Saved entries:
——————
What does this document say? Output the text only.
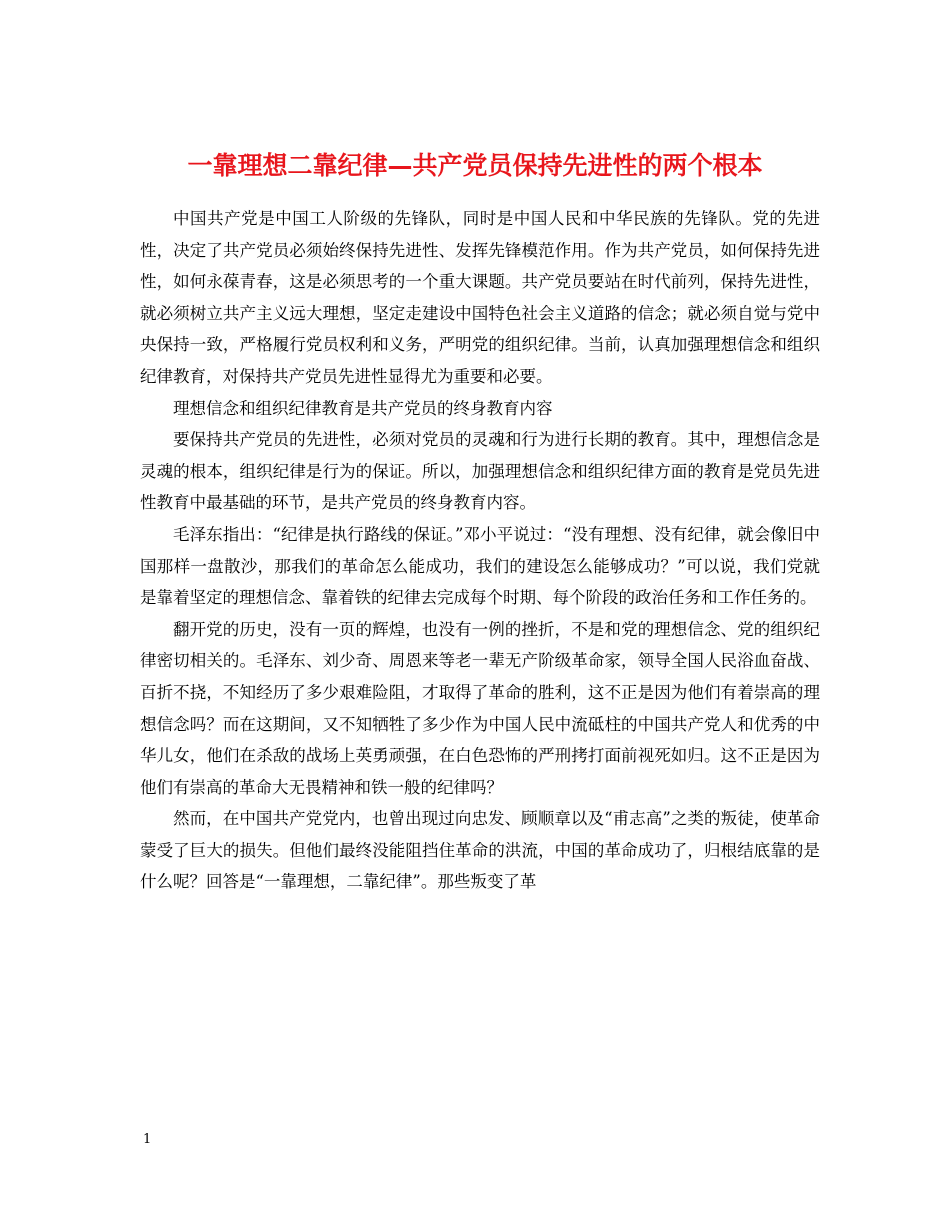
一靠理想二靠纪律—共产党员保持先进性的两个根本

中国共产党是中国工人阶级的先锋队，同时是中国人民和中华民族的先锋队。党的先进性，决定了共产党员必须始终保持先进性、发挥先锋模范作用。作为共产党员，如何保持先进性，如何永葆青春，这是必须思考的一个重大课题。共产党员要站在时代前列，保持先进性，就必须树立共产主义远大理想，坚定走建设中国特色社会主义道路的信念；就必须自觉与党中央保持一致，严格履行党员权利和义务，严明党的组织纪律。当前，认真加强理想信念和组织纪律教育，对保持共产党员先进性显得尤为重要和必要。

理想信念和组织纪律教育是共产党员的终身教育内容

要保持共产党员的先进性，必须对党员的灵魂和行为进行长期的教育。其中，理想信念是灵魂的根本，组织纪律是行为的保证。所以，加强理想信念和组织纪律方面的教育是党员先进性教育中最基础的环节，是共产党员的终身教育内容。

毛泽东指出：“纪律是执行路线的保证。”邓小平说过：“没有理想、没有纪律，就会像旧中国那样一盘散沙，那我们的革命怎么能成功，我们的建设怎么能够成功？”可以说，我们党就是靠着坚定的理想信念、靠着铁的纪律去完成每个时期、每个阶段的政治任务和工作任务的。

翻开党的历史，没有一页的辉煌，也没有一例的挫折，不是和党的理想信念、党的组织纪律密切相关的。毛泽东、刘少奇、周恩来等老一辈无产阶级革命家，领导全国人民浴血奋战、百折不挠，不知经历了多少艰难险阻，才取得了革命的胜利，这不正是因为他们有着崇高的理想信念吗？而在这期间，又不知牺牲了多少作为中国人民中流砥柱的中国共产党人和优秀的中华儿女，他们在杀敌的战场上英勇顽强，在白色恐怖的严刑拷打面前视死如归。这不正是因为他们有崇高的革命大无畏精神和铁一般的纪律吗？

然而，在中国共产党党内，也曾出现过向忠发、顾顺章以及“甫志高”之类的叛徒，使革命蒙受了巨大的损失。但他们最终没能阻挡住革命的洪流，中国的革命成功了，归根结底靠的是什么呢？回答是“一靠理想，二靠纪律”。那些叛变了革

1
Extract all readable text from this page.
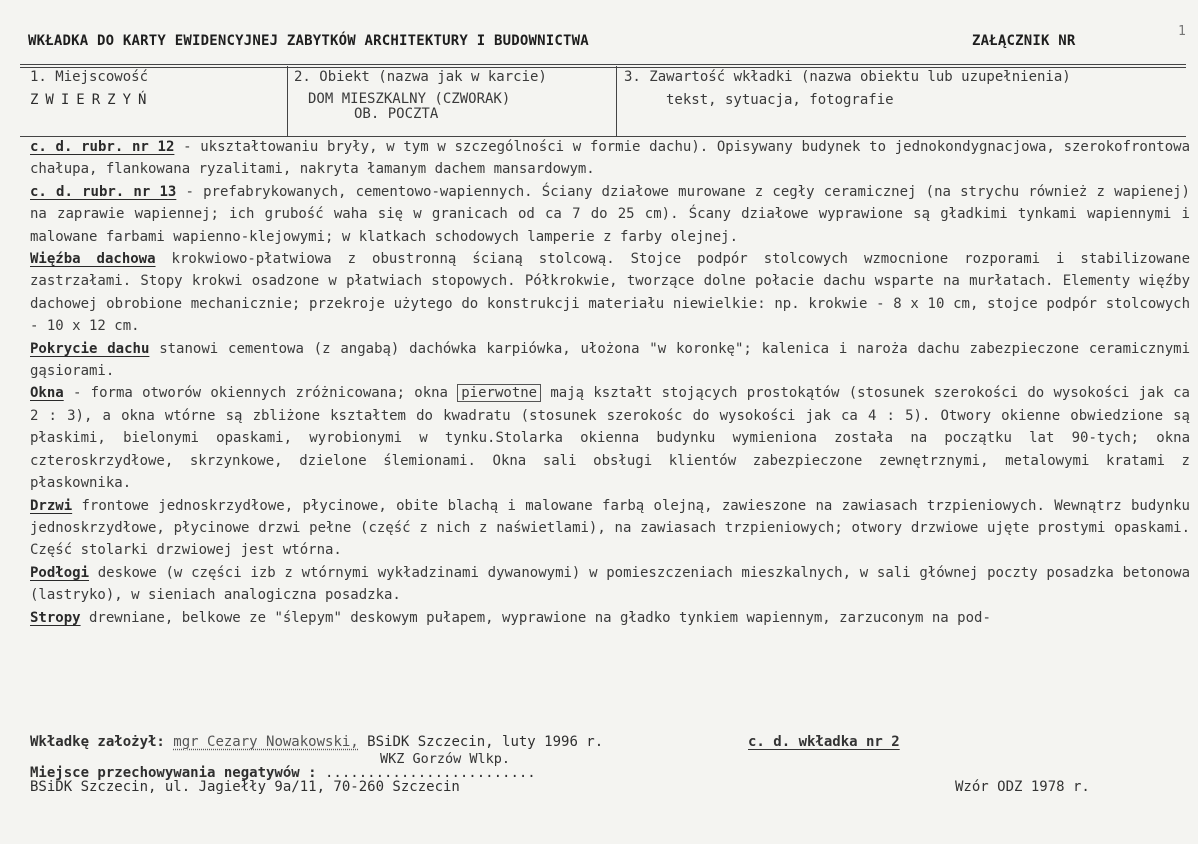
WKŁADKA DO KARTY EWIDENCYJNEJ ZABYTKÓW ARCHITEKTURY I BUDOWNICTWA	ZAŁĄCZNIK NR
1
1. Miejscowość
ZWIERZYŃ
2. Obiekt (nazwa jak w karcie)
DOM MIESZKALNY (CZWORAK)
OB. POCZTA
3. Zawartość wkładki (nazwa obiektu lub uzupełnienia)
tekst, sytuacja, fotografie

c. d. rubr. nr 12 - ukształtowaniu bryły, w tym w szczególności w formie dachu). Opisywany budynek to jednokondygnacjowa, szerokofrontowa chałupa, flankowana ryzalitami, nakryta łamanym dachem mansardowym.

c. d. rubr. nr 13 - prefabrykowanych, cementowo-wapiennych. Ściany działowe murowane z cegły ceramicznej (na strychu również z wapienej) na zaprawie wapiennej; ich grubość waha się w granicach od ca 7 do 25 cm). Ścany działowe wyprawione są gładkimi tynkami wapiennymi i malowane farbami wapienno-klejowymi; w klatkach schodowych lamperie z farby olejnej.

Więźba dachowa krokwiowo-płatwiowa z obustronną ścianą stolcową. Stojce podpór stolcowych wzmocnione rozporami i stabilizowane zastrzałami. Stopy krokwi osadzone w płatwiach stopowych. Półkrokwie, tworzące dolne połacie dachu wsparte na murłatach. Elementy więźby dachowej obrobione mechanicznie; przekroje użytego do konstrukcji materiału niewielkie: np. krokwie - 8 x 10 cm, stojce podpór stolcowych - 10 x 12 cm.

Pokrycie dachu stanowi cementowa (z angabą) dachówka karpiówka, ułożona "w koronkę"; kalenica i naroża dachu zabezpieczone ceramicznymi gąsiorami.

Okna - forma otworów okiennych zróżnicowana; okna pierwotne mają kształt stojących prostokątów (stosunek szerokości do wysokości jak ca 2 : 3), a okna wtórne są zbliżone kształtem do kwadratu (stosunek szerokośc do wysokości jak ca 4 : 5). Otwory okienne obwiedzione są płaskimi, bielonymi opaskami, wyrobionymi w tynku.Stolarka okienna budynku wymieniona została na początku lat 90-tych; okna czteroskrzydłowe, skrzynkowe, dzielone ślemionami. Okna sali obsługi klientów zabezpieczone zewnętrznymi, metalowymi kratami z płaskownika.

Drzwi frontowe jednoskrzydłowe, płycinowe, obite blachą i malowane farbą olejną, zawieszone na zawiasach trzpieniowych. Wewnątrz budynku jednoskrzydłowe, płycinowe drzwi pełne (część z nich z naświetlami), na zawiasach trzpieniowych; otwory drzwiowe ujęte prostymi opaskami. Część stolarki drzwiowej jest wtórna.

Podłogi deskowe (w części izb z wtórnymi wykładzinami dywanowymi) w pomieszczeniach mieszkalnych, w sali głównej poczty posadzka betonowa (lastryko), w sieniach analogiczna posadzka.

Stropy drewniane, belkowe ze "ślepym" deskowym pułapem, wyprawione na gładko tynkiem wapiennym, zarzuconym na pod-

Wkładkę założył: mgr Cezary Nowakowski, BSiDK Szczecin, luty 1996 r.	c. d. wkładka nr 2
WKZ Gorzów Wlkp.
Miejsce przechowywania negatywów : .........................
BSiDK Szczecin, ul. Jagiełły 9a/11, 70-260 Szczecin	Wzór ODZ 1978 r.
——————
▶ EXERCISE OBJECTIVE:
Pictures appear in the records above. Output everything except them, exactly.

▶ THE OUTPUT:
What does this document say? Output the text only.
一靠理想二靠纪律—共产党员保持先进性的两个根本

中国共产党是中国工人阶级的先锋队，同时是中国人民和中华民族的先锋队。党的先进性，决定了共产党员必须始终保持先进性、发挥先锋模范作用。作为共产党员，如何保持先进性，如何永葆青春，这是必须思考的一个重大课题。共产党员要站在时代前列，保持先进性，就必须树立共产主义远大理想，坚定走建设中国特色社会主义道路的信念；就必须自觉与党中央保持一致，严格履行党员权利和义务，严明党的组织纪律。当前，认真加强理想信念和组织纪律教育，对保持共产党员先进性显得尤为重要和必要。

理想信念和组织纪律教育是共产党员的终身教育内容

要保持共产党员的先进性，必须对党员的灵魂和行为进行长期的教育。其中，理想信念是灵魂的根本，组织纪律是行为的保证。所以，加强理想信念和组织纪律方面的教育是党员先进性教育中最基础的环节，是共产党员的终身教育内容。

毛泽东指出：“纪律是执行路线的保证。”邓小平说过：“没有理想、没有纪律，就会像旧中国那样一盘散沙，那我们的革命怎么能成功，我们的建设怎么能够成功？”可以说，我们党就是靠着坚定的理想信念、靠着铁的纪律去完成每个时期、每个阶段的政治任务和工作任务的。

翻开党的历史，没有一页的辉煌，也没有一例的挫折，不是和党的理想信念、党的组织纪律密切相关的。毛泽东、刘少奇、周恩来等老一辈无产阶级革命家，领导全国人民浴血奋战、百折不挠，不知经历了多少艰难险阻，才取得了革命的胜利，这不正是因为他们有着崇高的理想信念吗？而在这期间，又不知牺牲了多少作为中国人民中流砥柱的中国共产党人和优秀的中华儿女，他们在杀敌的战场上英勇顽强，在白色恐怖的严刑拷打面前视死如归。这不正是因为他们有崇高的革命大无畏精神和铁一般的纪律吗？

然而，在中国共产党党内，也曾出现过向忠发、顾顺章以及“甫志高”之类的叛徒，使革命蒙受了巨大的损失。但他们最终没能阻挡住革命的洪流，中国的革命成功了，归根结底靠的是什么呢？回答是“一靠理想，二靠纪律”。那些叛变了革

1
Extract all readable text from this page.
WKŁADKA DO KARTY EWIDENCYJNEJ ZABYTKÓW ARCHITEKTURY I BUDOWNICTWA	ZAŁĄCZNIK NR
1
1. Miejscowość
ZWIERZYŃ
2. Obiekt (nazwa jak w karcie)
DOM MIESZKALNY (CZWORAK)
OB. POCZTA
3. Zawartość wkładki (nazwa obiektu lub uzupełnienia)
tekst, sytuacja, fotografie

c. d. rubr. nr 12 - ukształtowaniu bryły, w tym w szczególności w formie dachu). Opisywany budynek to jednokondygnacjowa, szerokofrontowa chałupa, flankowana ryzalitami, nakryta łamanym dachem mansardowym.

c. d. rubr. nr 13 - prefabrykowanych, cementowo-wapiennych. Ściany działowe murowane z cegły ceramicznej (na strychu również z wapienej) na zaprawie wapiennej; ich grubość waha się w granicach od ca 7 do 25 cm). Ścany działowe wyprawione są gładkimi tynkami wapiennymi i malowane farbami wapienno-klejowymi; w klatkach schodowych lamperie z farby olejnej.

Więźba dachowa krokwiowo-płatwiowa z obustronną ścianą stolcową. Stojce podpór stolcowych wzmocnione rozporami i stabilizowane zastrzałami. Stopy krokwi osadzone w płatwiach stopowych. Półkrokwie, tworzące dolne połacie dachu wsparte na murłatach. Elementy więźby dachowej obrobione mechanicznie; przekroje użytego do konstrukcji materiału niewielkie: np. krokwie - 8 x 10 cm, stojce podpór stolcowych - 10 x 12 cm.

Pokrycie dachu stanowi cementowa (z angabą) dachówka karpiówka, ułożona "w koronkę"; kalenica i naroża dachu zabezpieczone ceramicznymi gąsiorami.

Okna - forma otworów okiennych zróżnicowana; okna pierwotne mają kształt stojących prostokątów (stosunek szerokości do wysokości jak ca 2 : 3), a okna wtórne są zbliżone kształtem do kwadratu (stosunek szerokośc do wysokości jak ca 4 : 5). Otwory okienne obwiedzione są płaskimi, bielonymi opaskami, wyrobionymi w tynku.Stolarka okienna budynku wymieniona została na początku lat 90-tych; okna czteroskrzydłowe, skrzynkowe, dzielone ślemionami. Okna sali obsługi klientów zabezpieczone zewnętrznymi, metalowymi kratami z płaskownika.

Drzwi frontowe jednoskrzydłowe, płycinowe, obite blachą i malowane farbą olejną, zawieszone na zawiasach trzpieniowych. Wewnątrz budynku jednoskrzydłowe, płycinowe drzwi pełne (część z nich z naświetlami), na zawiasach trzpieniowych; otwory drzwiowe ujęte prostymi opaskami. Część stolarki drzwiowej jest wtórna.

Podłogi deskowe (w części izb z wtórnymi wykładzinami dywanowymi) w pomieszczeniach mieszkalnych, w sali głównej poczty posadzka betonowa (lastryko), w sieniach analogiczna posadzka.

Stropy drewniane, belkowe ze "ślepym" deskowym pułapem, wyprawione na gładko tynkiem wapiennym, zarzuconym na pod-

Wkładkę założył: mgr Cezary Nowakowski, BSiDK Szczecin, luty 1996 r.	c. d. wkładka nr 2
WKZ Gorzów Wlkp.
Miejsce przechowywania negatywów : .........................
BSiDK Szczecin, ul. Jagiełły 9a/11, 70-260 Szczecin	Wzór ODZ 1978 r.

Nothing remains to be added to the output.